● Exercise directions: Pick out each line below containing "pointeur".

- - - - - - -

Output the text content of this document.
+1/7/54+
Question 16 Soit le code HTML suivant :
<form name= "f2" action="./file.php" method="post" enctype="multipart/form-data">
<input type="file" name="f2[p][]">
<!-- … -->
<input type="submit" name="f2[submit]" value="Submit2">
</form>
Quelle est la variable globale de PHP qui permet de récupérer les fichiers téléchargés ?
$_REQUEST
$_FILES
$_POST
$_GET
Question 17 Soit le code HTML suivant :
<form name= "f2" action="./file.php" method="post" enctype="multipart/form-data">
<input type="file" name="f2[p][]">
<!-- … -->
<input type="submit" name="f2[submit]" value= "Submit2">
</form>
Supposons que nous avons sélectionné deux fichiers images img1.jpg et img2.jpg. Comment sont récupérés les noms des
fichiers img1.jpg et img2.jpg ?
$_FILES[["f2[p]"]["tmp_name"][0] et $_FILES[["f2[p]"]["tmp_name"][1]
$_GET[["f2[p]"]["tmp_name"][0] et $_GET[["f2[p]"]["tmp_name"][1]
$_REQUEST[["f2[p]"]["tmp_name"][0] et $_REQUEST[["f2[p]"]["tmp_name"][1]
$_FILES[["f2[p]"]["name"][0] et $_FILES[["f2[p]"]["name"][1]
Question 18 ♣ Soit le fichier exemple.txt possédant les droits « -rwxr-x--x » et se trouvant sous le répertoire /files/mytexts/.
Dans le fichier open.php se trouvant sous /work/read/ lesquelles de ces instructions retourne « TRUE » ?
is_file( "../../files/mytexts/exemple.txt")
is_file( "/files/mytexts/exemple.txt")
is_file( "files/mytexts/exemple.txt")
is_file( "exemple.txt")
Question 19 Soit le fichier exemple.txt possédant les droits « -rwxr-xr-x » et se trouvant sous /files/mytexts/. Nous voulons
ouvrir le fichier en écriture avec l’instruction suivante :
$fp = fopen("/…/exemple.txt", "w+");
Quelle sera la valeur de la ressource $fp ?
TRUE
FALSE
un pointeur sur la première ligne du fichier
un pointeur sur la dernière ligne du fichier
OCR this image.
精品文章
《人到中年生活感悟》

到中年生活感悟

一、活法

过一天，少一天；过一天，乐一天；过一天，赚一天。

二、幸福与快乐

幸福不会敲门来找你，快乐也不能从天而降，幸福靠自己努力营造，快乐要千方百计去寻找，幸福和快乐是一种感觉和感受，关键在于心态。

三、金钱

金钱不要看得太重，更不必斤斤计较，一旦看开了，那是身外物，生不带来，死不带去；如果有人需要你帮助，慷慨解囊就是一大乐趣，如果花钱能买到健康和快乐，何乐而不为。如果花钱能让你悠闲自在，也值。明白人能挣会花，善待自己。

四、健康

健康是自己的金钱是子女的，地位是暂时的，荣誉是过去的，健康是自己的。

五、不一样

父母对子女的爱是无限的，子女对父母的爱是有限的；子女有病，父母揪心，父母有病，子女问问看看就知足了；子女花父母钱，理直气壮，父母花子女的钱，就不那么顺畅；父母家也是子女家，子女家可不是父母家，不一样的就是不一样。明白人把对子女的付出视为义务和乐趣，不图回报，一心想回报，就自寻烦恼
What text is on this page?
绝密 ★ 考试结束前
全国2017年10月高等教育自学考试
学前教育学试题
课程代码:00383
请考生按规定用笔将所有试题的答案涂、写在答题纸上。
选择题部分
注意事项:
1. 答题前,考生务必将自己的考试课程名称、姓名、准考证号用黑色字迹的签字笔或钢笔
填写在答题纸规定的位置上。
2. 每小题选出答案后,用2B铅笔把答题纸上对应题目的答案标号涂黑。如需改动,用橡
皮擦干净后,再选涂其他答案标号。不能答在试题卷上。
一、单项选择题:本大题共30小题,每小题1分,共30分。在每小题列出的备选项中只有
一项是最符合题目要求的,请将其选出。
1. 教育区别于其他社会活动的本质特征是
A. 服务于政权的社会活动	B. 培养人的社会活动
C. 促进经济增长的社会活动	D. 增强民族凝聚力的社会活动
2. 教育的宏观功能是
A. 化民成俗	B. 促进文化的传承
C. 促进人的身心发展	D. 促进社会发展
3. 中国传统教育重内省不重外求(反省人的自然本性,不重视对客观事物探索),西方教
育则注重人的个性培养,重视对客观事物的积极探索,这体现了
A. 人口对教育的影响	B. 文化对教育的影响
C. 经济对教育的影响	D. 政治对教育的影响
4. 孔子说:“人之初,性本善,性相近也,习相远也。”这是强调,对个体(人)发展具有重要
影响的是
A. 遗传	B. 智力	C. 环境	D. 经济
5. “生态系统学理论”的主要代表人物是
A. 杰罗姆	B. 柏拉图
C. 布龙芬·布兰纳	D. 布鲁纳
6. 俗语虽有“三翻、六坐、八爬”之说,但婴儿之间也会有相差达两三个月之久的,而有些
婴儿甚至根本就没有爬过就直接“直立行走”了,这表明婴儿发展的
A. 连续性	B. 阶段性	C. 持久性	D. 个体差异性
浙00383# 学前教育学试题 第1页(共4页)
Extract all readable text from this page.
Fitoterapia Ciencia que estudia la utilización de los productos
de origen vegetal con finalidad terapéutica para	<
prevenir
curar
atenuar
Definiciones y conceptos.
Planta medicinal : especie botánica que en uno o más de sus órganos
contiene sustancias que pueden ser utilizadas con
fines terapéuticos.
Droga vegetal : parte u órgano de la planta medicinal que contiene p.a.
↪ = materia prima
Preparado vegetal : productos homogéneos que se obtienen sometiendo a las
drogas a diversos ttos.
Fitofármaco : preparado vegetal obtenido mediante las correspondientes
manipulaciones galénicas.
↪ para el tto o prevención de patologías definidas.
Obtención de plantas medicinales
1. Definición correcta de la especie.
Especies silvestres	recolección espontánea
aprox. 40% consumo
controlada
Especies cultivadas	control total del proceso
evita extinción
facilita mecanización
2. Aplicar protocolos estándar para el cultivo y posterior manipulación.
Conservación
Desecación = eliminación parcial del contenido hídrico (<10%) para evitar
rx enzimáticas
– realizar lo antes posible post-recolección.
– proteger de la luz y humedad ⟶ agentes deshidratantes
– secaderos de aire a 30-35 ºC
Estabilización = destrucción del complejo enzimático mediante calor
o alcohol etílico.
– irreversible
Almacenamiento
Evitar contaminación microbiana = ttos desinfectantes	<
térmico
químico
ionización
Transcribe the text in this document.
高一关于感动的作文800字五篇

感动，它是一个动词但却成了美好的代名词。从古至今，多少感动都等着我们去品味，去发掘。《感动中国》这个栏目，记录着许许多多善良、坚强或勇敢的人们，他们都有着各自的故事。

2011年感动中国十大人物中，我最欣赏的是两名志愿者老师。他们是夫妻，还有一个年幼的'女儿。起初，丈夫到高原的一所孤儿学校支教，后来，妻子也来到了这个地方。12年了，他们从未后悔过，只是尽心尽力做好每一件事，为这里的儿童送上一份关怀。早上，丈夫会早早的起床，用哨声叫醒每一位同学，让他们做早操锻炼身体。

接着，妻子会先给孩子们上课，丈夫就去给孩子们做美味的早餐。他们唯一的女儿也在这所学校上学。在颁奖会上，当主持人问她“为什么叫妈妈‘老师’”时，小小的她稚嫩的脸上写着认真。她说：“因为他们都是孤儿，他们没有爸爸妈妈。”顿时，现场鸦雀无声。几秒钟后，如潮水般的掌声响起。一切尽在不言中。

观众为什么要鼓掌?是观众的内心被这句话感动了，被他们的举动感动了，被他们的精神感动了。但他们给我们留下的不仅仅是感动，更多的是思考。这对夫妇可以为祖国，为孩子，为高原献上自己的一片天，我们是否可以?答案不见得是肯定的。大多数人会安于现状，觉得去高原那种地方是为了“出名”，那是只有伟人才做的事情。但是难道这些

- - - - - - -

● Exercise result:
un pointeur sur la première ligne du fichier
un pointeur sur la dernière ligne du fichier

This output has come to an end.